### What is required
Lines in the data below that contain the word "Sliced" are to be copied.

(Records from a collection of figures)

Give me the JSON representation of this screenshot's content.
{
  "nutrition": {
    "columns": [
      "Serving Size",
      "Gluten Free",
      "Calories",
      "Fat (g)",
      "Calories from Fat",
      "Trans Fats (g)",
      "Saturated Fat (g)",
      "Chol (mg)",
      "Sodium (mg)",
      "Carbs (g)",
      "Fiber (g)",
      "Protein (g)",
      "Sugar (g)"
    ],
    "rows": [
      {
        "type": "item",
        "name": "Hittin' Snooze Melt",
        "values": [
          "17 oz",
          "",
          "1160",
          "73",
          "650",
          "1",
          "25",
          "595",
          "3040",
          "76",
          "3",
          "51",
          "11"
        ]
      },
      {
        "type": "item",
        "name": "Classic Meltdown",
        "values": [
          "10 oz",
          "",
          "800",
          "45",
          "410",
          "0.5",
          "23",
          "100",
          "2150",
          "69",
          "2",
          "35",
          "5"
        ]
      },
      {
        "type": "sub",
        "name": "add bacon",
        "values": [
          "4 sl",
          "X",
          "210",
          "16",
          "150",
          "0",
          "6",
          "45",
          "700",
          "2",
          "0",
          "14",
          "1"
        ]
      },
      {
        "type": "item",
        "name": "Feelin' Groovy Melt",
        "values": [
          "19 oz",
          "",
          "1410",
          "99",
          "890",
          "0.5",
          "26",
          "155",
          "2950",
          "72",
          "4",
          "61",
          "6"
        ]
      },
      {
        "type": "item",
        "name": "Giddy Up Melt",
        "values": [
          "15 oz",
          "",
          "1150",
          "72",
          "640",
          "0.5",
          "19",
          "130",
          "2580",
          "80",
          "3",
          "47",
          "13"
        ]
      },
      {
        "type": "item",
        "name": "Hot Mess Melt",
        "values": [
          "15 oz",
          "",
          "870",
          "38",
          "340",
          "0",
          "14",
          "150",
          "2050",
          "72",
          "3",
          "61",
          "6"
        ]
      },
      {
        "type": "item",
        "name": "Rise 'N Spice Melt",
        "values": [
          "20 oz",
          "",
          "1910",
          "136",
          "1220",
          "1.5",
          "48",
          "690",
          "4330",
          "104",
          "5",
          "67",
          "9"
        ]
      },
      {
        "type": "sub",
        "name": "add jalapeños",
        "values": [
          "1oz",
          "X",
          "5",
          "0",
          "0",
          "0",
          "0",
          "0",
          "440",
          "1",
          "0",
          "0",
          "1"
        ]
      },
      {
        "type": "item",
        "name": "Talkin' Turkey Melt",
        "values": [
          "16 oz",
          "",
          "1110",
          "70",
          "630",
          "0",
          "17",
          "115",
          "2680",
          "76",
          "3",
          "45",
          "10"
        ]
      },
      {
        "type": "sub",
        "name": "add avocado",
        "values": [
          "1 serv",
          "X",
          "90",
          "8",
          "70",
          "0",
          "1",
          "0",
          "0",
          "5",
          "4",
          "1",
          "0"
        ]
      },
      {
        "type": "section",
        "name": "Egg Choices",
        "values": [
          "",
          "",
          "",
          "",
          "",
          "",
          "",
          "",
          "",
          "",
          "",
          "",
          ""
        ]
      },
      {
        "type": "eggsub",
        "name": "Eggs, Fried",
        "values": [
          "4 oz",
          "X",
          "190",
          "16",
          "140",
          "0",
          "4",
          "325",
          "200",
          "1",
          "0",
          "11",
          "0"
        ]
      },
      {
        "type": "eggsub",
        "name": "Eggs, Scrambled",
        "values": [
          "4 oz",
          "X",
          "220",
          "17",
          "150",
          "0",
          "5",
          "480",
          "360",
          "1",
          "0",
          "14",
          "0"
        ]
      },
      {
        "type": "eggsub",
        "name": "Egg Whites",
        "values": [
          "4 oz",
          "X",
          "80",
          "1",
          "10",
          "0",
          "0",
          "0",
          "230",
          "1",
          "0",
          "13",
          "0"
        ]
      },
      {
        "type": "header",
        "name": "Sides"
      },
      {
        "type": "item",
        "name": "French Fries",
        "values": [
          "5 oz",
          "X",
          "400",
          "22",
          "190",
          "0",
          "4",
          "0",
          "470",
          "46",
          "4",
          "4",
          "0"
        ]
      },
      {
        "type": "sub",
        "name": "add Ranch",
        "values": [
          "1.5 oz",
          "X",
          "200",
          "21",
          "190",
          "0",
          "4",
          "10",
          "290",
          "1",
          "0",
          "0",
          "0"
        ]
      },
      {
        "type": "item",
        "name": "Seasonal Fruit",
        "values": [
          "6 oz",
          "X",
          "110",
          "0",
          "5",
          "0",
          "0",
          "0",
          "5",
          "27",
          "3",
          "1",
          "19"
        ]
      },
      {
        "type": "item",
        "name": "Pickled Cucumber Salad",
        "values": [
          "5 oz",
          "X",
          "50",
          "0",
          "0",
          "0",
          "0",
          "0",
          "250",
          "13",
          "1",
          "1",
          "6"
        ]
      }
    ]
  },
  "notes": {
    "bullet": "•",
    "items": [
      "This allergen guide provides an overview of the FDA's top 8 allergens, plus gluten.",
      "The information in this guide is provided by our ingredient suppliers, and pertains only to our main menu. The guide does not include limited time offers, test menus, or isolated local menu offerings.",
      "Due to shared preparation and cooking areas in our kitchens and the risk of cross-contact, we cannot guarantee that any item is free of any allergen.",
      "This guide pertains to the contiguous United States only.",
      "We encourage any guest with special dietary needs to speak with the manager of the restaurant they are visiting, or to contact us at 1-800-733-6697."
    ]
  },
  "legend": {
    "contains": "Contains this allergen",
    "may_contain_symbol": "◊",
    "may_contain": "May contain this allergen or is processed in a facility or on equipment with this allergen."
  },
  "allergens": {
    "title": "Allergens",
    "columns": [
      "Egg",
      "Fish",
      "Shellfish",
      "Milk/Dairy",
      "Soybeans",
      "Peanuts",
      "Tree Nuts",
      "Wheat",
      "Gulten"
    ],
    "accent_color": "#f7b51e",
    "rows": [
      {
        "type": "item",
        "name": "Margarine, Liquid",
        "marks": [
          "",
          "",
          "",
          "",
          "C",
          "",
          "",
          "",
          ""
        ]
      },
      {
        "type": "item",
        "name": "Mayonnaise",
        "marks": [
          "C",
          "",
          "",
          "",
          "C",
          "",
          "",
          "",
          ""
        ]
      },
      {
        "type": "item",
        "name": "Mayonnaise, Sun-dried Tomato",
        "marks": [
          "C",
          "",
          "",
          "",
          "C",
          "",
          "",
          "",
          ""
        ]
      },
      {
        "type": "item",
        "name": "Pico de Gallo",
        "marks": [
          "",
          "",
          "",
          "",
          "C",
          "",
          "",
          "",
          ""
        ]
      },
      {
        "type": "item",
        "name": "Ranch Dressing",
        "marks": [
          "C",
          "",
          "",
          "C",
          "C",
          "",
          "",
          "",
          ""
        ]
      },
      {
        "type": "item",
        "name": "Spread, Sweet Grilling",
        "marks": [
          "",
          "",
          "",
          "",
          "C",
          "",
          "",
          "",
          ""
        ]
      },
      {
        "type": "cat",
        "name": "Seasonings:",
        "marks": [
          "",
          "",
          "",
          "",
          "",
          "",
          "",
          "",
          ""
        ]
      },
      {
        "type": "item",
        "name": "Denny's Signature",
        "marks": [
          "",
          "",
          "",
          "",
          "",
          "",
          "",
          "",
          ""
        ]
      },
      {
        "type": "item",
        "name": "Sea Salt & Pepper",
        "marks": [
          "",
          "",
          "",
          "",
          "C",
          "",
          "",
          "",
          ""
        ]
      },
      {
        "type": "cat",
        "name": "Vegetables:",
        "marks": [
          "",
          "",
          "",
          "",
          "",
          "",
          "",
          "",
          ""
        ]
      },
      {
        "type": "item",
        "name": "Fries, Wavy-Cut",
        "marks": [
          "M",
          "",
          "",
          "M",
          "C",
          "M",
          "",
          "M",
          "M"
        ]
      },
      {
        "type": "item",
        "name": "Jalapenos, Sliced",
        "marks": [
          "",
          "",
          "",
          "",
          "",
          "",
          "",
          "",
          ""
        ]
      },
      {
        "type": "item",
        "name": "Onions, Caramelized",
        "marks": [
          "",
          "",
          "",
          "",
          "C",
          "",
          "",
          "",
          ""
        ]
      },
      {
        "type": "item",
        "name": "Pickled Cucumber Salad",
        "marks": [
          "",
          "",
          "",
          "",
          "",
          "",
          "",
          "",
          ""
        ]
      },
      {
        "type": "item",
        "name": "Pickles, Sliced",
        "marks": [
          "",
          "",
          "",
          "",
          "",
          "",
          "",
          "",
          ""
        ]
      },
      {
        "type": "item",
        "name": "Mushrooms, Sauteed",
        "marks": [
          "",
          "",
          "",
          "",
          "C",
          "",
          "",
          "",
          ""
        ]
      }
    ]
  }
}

### Response
        "name": "Jalapenos, Sliced",
        "name": "Pickles, Sliced",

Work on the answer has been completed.